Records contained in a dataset
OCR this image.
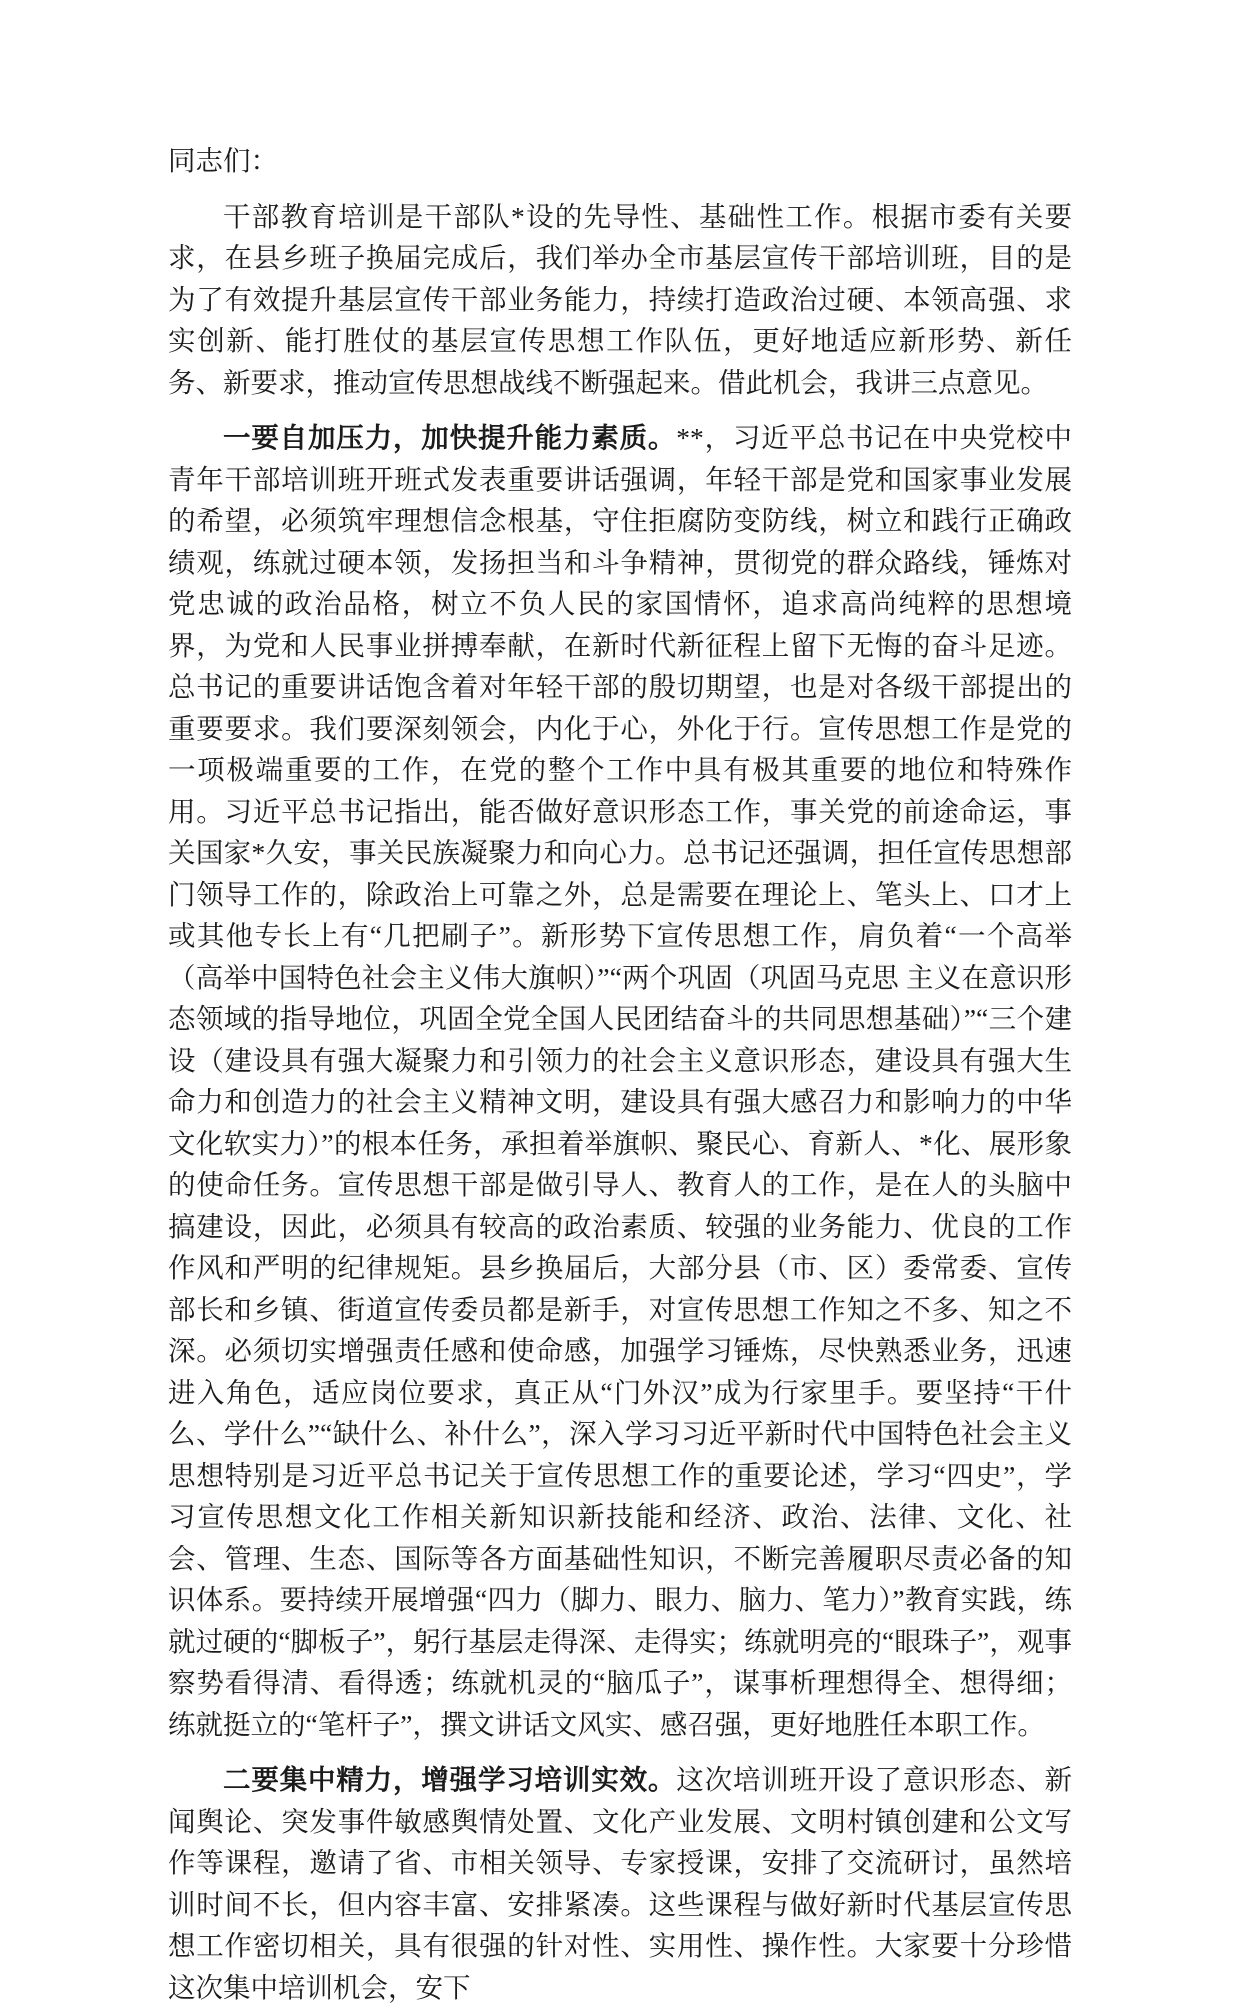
同志们：

干部教育培训是干部队*设的先导性、基础性工作。根据市委有关要求，在县乡班子换届完成后，我们举办全市基层宣传干部培训班，目的是为了有效提升基层宣传干部业务能力，持续打造政治过硬、本领高强、求实创新、能打胜仗的基层宣传思想工作队伍，更好地适应新形势、新任务、新要求，推动宣传思想战线不断强起来。借此机会，我讲三点意见。

一要自加压力，加快提升能力素质。**，习近平总书记在中央党校中青年干部培训班开班式发表重要讲话强调，年轻干部是党和国家事业发展的希望，必须筑牢理想信念根基，守住拒腐防变防线，树立和践行正确政绩观，练就过硬本领，发扬担当和斗争精神，贯彻党的群众路线，锤炼对党忠诚的政治品格，树立不负人民的家国情怀，追求高尚纯粹的思想境界，为党和人民事业拼搏奉献，在新时代新征程上留下无悔的奋斗足迹。总书记的重要讲话饱含着对年轻干部的殷切期望，也是对各级干部提出的重要要求。我们要深刻领会，内化于心，外化于行。宣传思想工作是党的一项极端重要的工作，在党的整个工作中具有极其重要的地位和特殊作用。习近平总书记指出，能否做好意识形态工作，事关党的前途命运，事关国家*久安，事关民族凝聚力和向心力。总书记还强调，担任宣传思想部门领导工作的，除政治上可靠之外，总是需要在理论上、笔头上、口才上或其他专长上有“几把刷子”。新形势下宣传思想工作，肩负着“一个高举（高举中国特色社会主义伟大旗帜）”“两个巩固（巩固马克思 主义在意识形态领域的指导地位，巩固全党全国人民团结奋斗的共同思想基础）”“三个建设（建设具有强大凝聚力和引领力的社会主义意识形态，建设具有强大生命力和创造力的社会主义精神文明，建设具有强大感召力和影响力的中华文化软实力）”的根本任务，承担着举旗帜、聚民心、育新人、*化、展形象的使命任务。宣传思想干部是做引导人、教育人的工作，是在人的头脑中搞建设，因此，必须具有较高的政治素质、较强的业务能力、优良的工作作风和严明的纪律规矩。县乡换届后，大部分县（市、区）委常委、宣传部长和乡镇、街道宣传委员都是新手，对宣传思想工作知之不多、知之不深。必须切实增强责任感和使命感，加强学习锤炼，尽快熟悉业务，迅速进入角色，适应岗位要求，真正从“门外汉”成为行家里手。要坚持“干什么、学什么”“缺什么、补什么”，深入学习习近平新时代中国特色社会主义思想特别是习近平总书记关于宣传思想工作的重要论述，学习“四史”，学习宣传思想文化工作相关新知识新技能和经济、政治、法律、文化、社会、管理、生态、国际等各方面基础性知识，不断完善履职尽责必备的知识体系。要持续开展增强“四力（脚力、眼力、脑力、笔力）”教育实践，练就过硬的“脚板子”，躬行基层走得深、走得实；练就明亮的“眼珠子”，观事察势看得清、看得透；练就机灵的“脑瓜子”，谋事析理想得全、想得细；练就挺立的“笔杆子”，撰文讲话文风实、感召强，更好地胜任本职工作。

二要集中精力，增强学习培训实效。这次培训班开设了意识形态、新闻舆论、突发事件敏感舆情处置、文化产业发展、文明村镇创建和公文写作等课程，邀请了省、市相关领导、专家授课，安排了交流研讨，虽然培训时间不长，但内容丰富、安排紧凑。这些课程与做好新时代基层宣传思想工作密切相关，具有很强的针对性、实用性、操作性。大家要十分珍惜这次集中培训机会，安下
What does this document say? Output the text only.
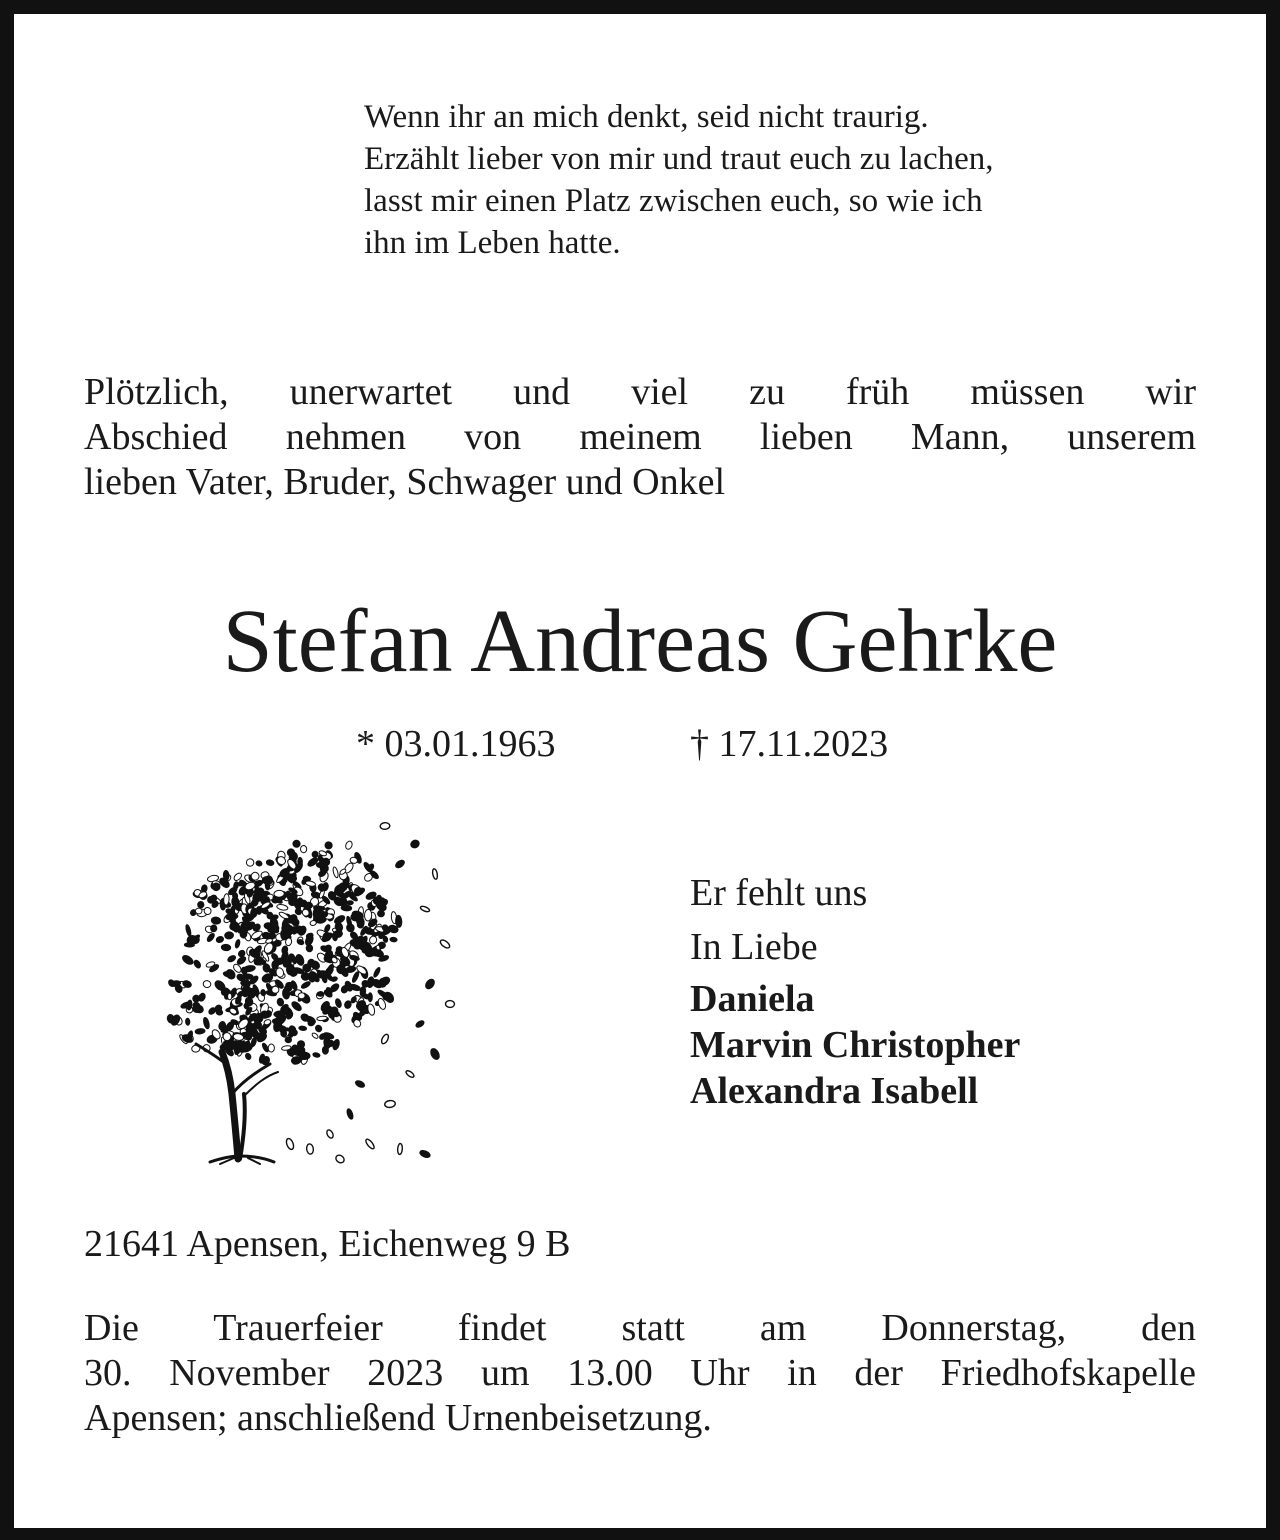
Wenn ihr an mich denkt, seid nicht traurig.
Erzählt lieber von mir und traut euch zu lachen,
lasst mir einen Platz zwischen euch, so wie ich
ihn im Leben hatte.
Plötzlich, unerwartet und viel zu früh müssen wir
Abschied nehmen von meinem lieben Mann, unserem
lieben Vater, Bruder, Schwager und Onkel
Stefan Andreas Gehrke
* 03.01.1963	† 17.11.2023
Er fehlt uns
In Liebe
Daniela
Marvin Christopher
Alexandra Isabell
21641 Apensen, Eichenweg 9 B
Die Trauerfeier findet statt am Donnerstag, den
30. November 2023 um 13.00 Uhr in der Friedhofskapelle
Apensen; anschließend Urnenbeisetzung.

• **WRITTEN REQUEST**:
In this exercise, set down all of the data exactly, without the pictures.

• **FINAL ANSWER**:
OCR this image.
同志们：

干部教育培训是干部队*设的先导性、基础性工作。根据市委有关要求，在县乡班子换届完成后，我们举办全市基层宣传干部培训班，目的是为了有效提升基层宣传干部业务能力，持续打造政治过硬、本领高强、求实创新、能打胜仗的基层宣传思想工作队伍，更好地适应新形势、新任务、新要求，推动宣传思想战线不断强起来。借此机会，我讲三点意见。

一要自加压力，加快提升能力素质。**，习近平总书记在中央党校中青年干部培训班开班式发表重要讲话强调，年轻干部是党和国家事业发展的希望，必须筑牢理想信念根基，守住拒腐防变防线，树立和践行正确政绩观，练就过硬本领，发扬担当和斗争精神，贯彻党的群众路线，锤炼对党忠诚的政治品格，树立不负人民的家国情怀，追求高尚纯粹的思想境界，为党和人民事业拼搏奉献，在新时代新征程上留下无悔的奋斗足迹。总书记的重要讲话饱含着对年轻干部的殷切期望，也是对各级干部提出的重要要求。我们要深刻领会，内化于心，外化于行。宣传思想工作是党的一项极端重要的工作，在党的整个工作中具有极其重要的地位和特殊作用。习近平总书记指出，能否做好意识形态工作，事关党的前途命运，事关国家*久安，事关民族凝聚力和向心力。总书记还强调，担任宣传思想部门领导工作的，除政治上可靠之外，总是需要在理论上、笔头上、口才上或其他专长上有“几把刷子”。新形势下宣传思想工作，肩负着“一个高举（高举中国特色社会主义伟大旗帜）”“两个巩固（巩固马克思 主义在意识形态领域的指导地位，巩固全党全国人民团结奋斗的共同思想基础）”“三个建设（建设具有强大凝聚力和引领力的社会主义意识形态，建设具有强大生命力和创造力的社会主义精神文明，建设具有强大感召力和影响力的中华文化软实力）”的根本任务，承担着举旗帜、聚民心、育新人、*化、展形象的使命任务。宣传思想干部是做引导人、教育人的工作，是在人的头脑中搞建设，因此，必须具有较高的政治素质、较强的业务能力、优良的工作作风和严明的纪律规矩。县乡换届后，大部分县（市、区）委常委、宣传部长和乡镇、街道宣传委员都是新手，对宣传思想工作知之不多、知之不深。必须切实增强责任感和使命感，加强学习锤炼，尽快熟悉业务，迅速进入角色，适应岗位要求，真正从“门外汉”成为行家里手。要坚持“干什么、学什么”“缺什么、补什么”，深入学习习近平新时代中国特色社会主义思想特别是习近平总书记关于宣传思想工作的重要论述，学习“四史”，学习宣传思想文化工作相关新知识新技能和经济、政治、法律、文化、社会、管理、生态、国际等各方面基础性知识，不断完善履职尽责必备的知识体系。要持续开展增强“四力（脚力、眼力、脑力、笔力）”教育实践，练就过硬的“脚板子”，躬行基层走得深、走得实；练就明亮的“眼珠子”，观事察势看得清、看得透；练就机灵的“脑瓜子”，谋事析理想得全、想得细；练就挺立的“笔杆子”，撰文讲话文风实、感召强，更好地胜任本职工作。

二要集中精力，增强学习培训实效。这次培训班开设了意识形态、新闻舆论、突发事件敏感舆情处置、文化产业发展、文明村镇创建和公文写作等课程，邀请了省、市相关领导、专家授课，安排了交流研讨，虽然培训时间不长，但内容丰富、安排紧凑。这些课程与做好新时代基层宣传思想工作密切相关，具有很强的针对性、实用性、操作性。大家要十分珍惜这次集中培训机会，安下
What does this document say? Output the text only.
Wenn ihr an mich denkt, seid nicht traurig.
Erzählt lieber von mir und traut euch zu lachen,
lasst mir einen Platz zwischen euch, so wie ich
ihn im Leben hatte.
Plötzlich, unerwartet und viel zu früh müssen wir
Abschied nehmen von meinem lieben Mann, unserem
lieben Vater, Bruder, Schwager und Onkel
Stefan Andreas Gehrke
* 03.01.1963	† 17.11.2023
Er fehlt uns
In Liebe
Daniela
Marvin Christopher
Alexandra Isabell
21641 Apensen, Eichenweg 9 B
Die Trauerfeier findet statt am Donnerstag, den
30. November 2023 um 13.00 Uhr in der Friedhofskapelle
Apensen; anschließend Urnenbeisetzung.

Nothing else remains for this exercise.